Information supplied:

▬▬▬▬▬▬▬▬▬▬

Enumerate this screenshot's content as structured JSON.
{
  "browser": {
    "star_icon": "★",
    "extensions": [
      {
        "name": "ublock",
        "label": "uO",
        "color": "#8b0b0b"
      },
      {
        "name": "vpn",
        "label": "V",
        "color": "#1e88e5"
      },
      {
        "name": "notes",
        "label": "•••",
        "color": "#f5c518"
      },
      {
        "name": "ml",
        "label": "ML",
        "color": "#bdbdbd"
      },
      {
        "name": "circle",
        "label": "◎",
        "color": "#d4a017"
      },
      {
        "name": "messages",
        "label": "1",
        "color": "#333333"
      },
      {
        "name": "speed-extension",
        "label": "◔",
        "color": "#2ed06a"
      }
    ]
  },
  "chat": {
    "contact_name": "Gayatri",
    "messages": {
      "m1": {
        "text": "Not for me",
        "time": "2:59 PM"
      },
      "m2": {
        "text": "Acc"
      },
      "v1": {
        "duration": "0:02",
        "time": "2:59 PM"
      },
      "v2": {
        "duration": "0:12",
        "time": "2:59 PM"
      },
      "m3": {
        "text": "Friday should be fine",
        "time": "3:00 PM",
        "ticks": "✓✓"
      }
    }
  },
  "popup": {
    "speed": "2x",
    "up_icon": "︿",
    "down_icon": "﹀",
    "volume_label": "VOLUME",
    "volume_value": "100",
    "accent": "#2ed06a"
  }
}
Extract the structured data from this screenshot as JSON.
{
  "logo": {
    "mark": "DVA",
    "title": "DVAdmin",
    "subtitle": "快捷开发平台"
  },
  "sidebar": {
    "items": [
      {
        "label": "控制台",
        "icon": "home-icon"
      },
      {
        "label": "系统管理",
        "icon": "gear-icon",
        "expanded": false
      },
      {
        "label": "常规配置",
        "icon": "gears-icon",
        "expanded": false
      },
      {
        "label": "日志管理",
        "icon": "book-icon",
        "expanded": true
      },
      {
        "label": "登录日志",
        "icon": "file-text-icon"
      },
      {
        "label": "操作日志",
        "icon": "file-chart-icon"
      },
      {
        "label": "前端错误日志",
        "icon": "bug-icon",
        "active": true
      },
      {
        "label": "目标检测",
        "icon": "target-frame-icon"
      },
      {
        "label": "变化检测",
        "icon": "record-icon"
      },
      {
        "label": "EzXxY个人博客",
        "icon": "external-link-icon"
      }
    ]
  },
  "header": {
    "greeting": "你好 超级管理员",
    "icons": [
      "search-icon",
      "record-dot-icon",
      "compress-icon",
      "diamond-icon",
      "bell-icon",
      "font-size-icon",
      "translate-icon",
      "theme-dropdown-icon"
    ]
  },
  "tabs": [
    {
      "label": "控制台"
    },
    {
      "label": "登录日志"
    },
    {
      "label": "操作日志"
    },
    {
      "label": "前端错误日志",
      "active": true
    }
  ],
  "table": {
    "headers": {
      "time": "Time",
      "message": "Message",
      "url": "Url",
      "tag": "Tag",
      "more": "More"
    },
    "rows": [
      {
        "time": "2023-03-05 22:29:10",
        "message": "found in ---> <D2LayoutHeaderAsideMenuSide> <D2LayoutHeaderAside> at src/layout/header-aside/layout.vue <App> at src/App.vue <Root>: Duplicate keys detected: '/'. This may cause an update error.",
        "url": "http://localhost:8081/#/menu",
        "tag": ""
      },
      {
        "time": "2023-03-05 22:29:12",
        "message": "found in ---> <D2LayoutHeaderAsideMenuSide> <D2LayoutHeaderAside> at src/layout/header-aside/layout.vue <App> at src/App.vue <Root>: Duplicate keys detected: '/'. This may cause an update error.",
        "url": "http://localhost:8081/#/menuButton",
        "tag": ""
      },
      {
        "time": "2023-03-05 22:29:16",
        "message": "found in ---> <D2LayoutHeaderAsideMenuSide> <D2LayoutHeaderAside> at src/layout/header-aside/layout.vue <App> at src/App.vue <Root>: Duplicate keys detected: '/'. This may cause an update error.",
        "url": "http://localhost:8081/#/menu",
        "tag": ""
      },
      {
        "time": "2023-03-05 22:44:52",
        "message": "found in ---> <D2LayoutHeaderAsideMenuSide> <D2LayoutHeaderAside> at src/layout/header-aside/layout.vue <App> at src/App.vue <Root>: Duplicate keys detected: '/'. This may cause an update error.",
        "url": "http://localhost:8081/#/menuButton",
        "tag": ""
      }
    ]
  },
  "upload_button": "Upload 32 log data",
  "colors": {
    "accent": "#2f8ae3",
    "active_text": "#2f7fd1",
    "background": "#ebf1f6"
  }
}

▬▬▬▬▬▬▬▬▬▬

Exercise description:
Please reproduce all of the entries exactly as they stand.

Response to this task:
Enumerate this screenshot's content as structured JSON.
{
  "browser": {
    "star_icon": "★",
    "extensions": [
      {
        "name": "ublock",
        "label": "uO",
        "color": "#8b0b0b"
      },
      {
        "name": "vpn",
        "label": "V",
        "color": "#1e88e5"
      },
      {
        "name": "notes",
        "label": "•••",
        "color": "#f5c518"
      },
      {
        "name": "ml",
        "label": "ML",
        "color": "#bdbdbd"
      },
      {
        "name": "circle",
        "label": "◎",
        "color": "#d4a017"
      },
      {
        "name": "messages",
        "label": "1",
        "color": "#333333"
      },
      {
        "name": "speed-extension",
        "label": "◔",
        "color": "#2ed06a"
      }
    ]
  },
  "chat": {
    "contact_name": "Gayatri",
    "messages": {
      "m1": {
        "text": "Not for me",
        "time": "2:59 PM"
      },
      "m2": {
        "text": "Acc"
      },
      "v1": {
        "duration": "0:02",
        "time": "2:59 PM"
      },
      "v2": {
        "duration": "0:12",
        "time": "2:59 PM"
      },
      "m3": {
        "text": "Friday should be fine",
        "time": "3:00 PM",
        "ticks": "✓✓"
      }
    }
  },
  "popup": {
    "speed": "2x",
    "up_icon": "︿",
    "down_icon": "﹀",
    "volume_label": "VOLUME",
    "volume_value": "100",
    "accent": "#2ed06a"
  }
}
Extract the structured data from this screenshot as JSON.
{
  "logo": {
    "mark": "DVA",
    "title": "DVAdmin",
    "subtitle": "快捷开发平台"
  },
  "sidebar": {
    "items": [
      {
        "label": "控制台",
        "icon": "home-icon"
      },
      {
        "label": "系统管理",
        "icon": "gear-icon",
        "expanded": false
      },
      {
        "label": "常规配置",
        "icon": "gears-icon",
        "expanded": false
      },
      {
        "label": "日志管理",
        "icon": "book-icon",
        "expanded": true
      },
      {
        "label": "登录日志",
        "icon": "file-text-icon"
      },
      {
        "label": "操作日志",
        "icon": "file-chart-icon"
      },
      {
        "label": "前端错误日志",
        "icon": "bug-icon",
        "active": true
      },
      {
        "label": "目标检测",
        "icon": "target-frame-icon"
      },
      {
        "label": "变化检测",
        "icon": "record-icon"
      },
      {
        "label": "EzXxY个人博客",
        "icon": "external-link-icon"
      }
    ]
  },
  "header": {
    "greeting": "你好 超级管理员",
    "icons": [
      "search-icon",
      "record-dot-icon",
      "compress-icon",
      "diamond-icon",
      "bell-icon",
      "font-size-icon",
      "translate-icon",
      "theme-dropdown-icon"
    ]
  },
  "tabs": [
    {
      "label": "控制台"
    },
    {
      "label": "登录日志"
    },
    {
      "label": "操作日志"
    },
    {
      "label": "前端错误日志",
      "active": true
    }
  ],
  "table": {
    "headers": {
      "time": "Time",
      "message": "Message",
      "url": "Url",
      "tag": "Tag",
      "more": "More"
    },
    "rows": [
      {
        "time": "2023-03-05 22:29:10",
        "message": "found in ---> <D2LayoutHeaderAsideMenuSide> <D2LayoutHeaderAside> at src/layout/header-aside/layout.vue <App> at src/App.vue <Root>: Duplicate keys detected: '/'. This may cause an update error.",
        "url": "http://localhost:8081/#/menu",
        "tag": ""
      },
      {
        "time": "2023-03-05 22:29:12",
        "message": "found in ---> <D2LayoutHeaderAsideMenuSide> <D2LayoutHeaderAside> at src/layout/header-aside/layout.vue <App> at src/App.vue <Root>: Duplicate keys detected: '/'. This may cause an update error.",
        "url": "http://localhost:8081/#/menuButton",
        "tag": ""
      },
      {
        "time": "2023-03-05 22:29:16",
        "message": "found in ---> <D2LayoutHeaderAsideMenuSide> <D2LayoutHeaderAside> at src/layout/header-aside/layout.vue <App> at src/App.vue <Root>: Duplicate keys detected: '/'. This may cause an update error.",
        "url": "http://localhost:8081/#/menu",
        "tag": ""
      },
      {
        "time": "2023-03-05 22:44:52",
        "message": "found in ---> <D2LayoutHeaderAsideMenuSide> <D2LayoutHeaderAside> at src/layout/header-aside/layout.vue <App> at src/App.vue <Root>: Duplicate keys detected: '/'. This may cause an update error.",
        "url": "http://localhost:8081/#/menuButton",
        "tag": ""
      }
    ]
  },
  "upload_button": "Upload 32 log data",
  "colors": {
    "accent": "#2f8ae3",
    "active_text": "#2f7fd1",
    "background": "#ebf1f6"
  }
}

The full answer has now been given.